-- Exercise description --
Count, in the entries, the lines with "image". Answer with the number only.

(Saved entries)
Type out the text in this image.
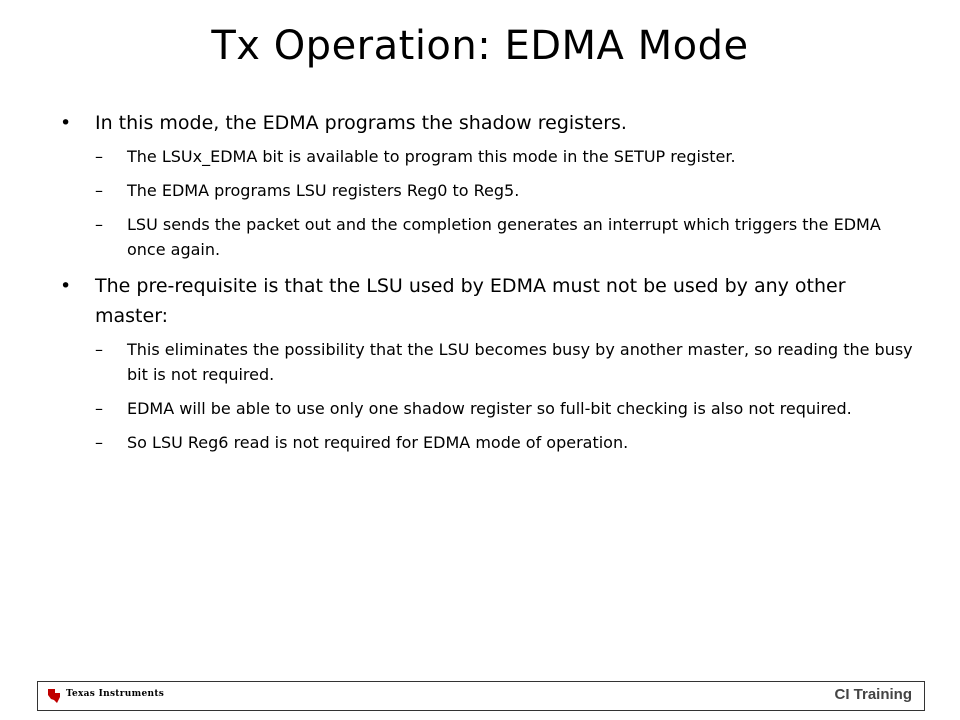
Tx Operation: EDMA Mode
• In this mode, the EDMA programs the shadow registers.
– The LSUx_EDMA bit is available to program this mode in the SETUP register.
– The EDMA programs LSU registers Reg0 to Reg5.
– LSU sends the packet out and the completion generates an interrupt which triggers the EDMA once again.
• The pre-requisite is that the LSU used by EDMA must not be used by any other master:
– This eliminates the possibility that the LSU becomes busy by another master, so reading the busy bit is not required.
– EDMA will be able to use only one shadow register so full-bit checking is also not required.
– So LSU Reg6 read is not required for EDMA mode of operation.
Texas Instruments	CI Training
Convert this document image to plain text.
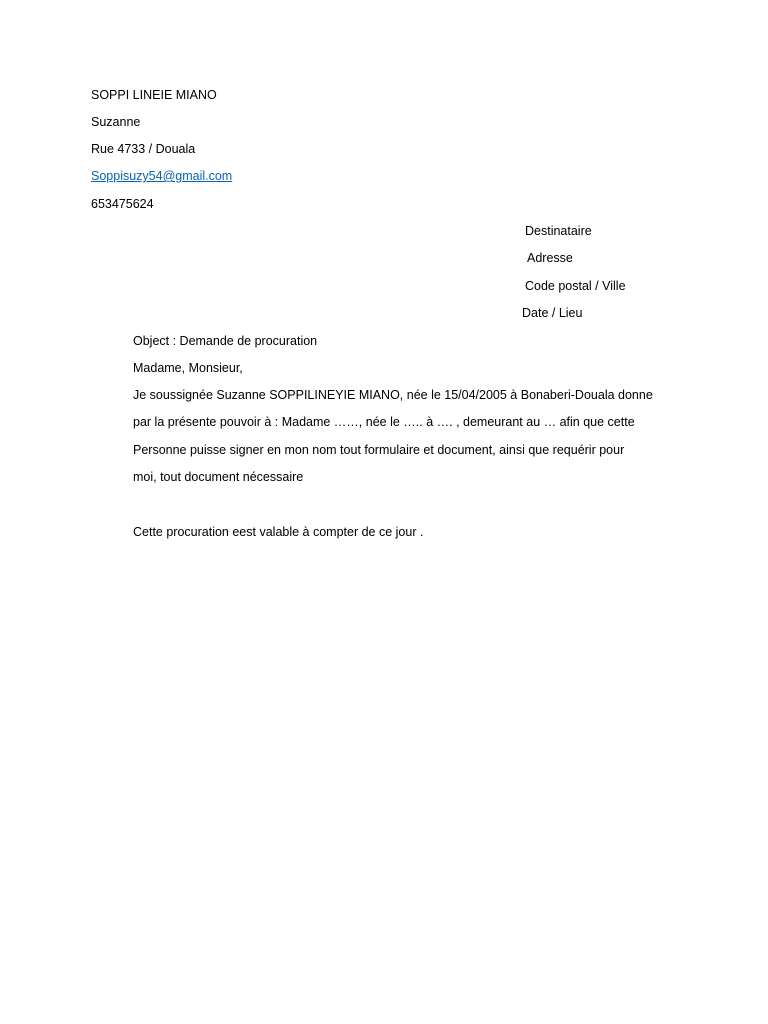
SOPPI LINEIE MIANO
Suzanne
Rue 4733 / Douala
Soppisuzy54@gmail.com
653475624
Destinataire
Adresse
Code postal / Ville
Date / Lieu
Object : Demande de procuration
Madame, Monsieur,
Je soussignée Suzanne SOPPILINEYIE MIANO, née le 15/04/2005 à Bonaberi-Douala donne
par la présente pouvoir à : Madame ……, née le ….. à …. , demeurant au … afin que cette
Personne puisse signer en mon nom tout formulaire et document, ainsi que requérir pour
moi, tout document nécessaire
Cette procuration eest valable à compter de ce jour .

-- Response to this task --
2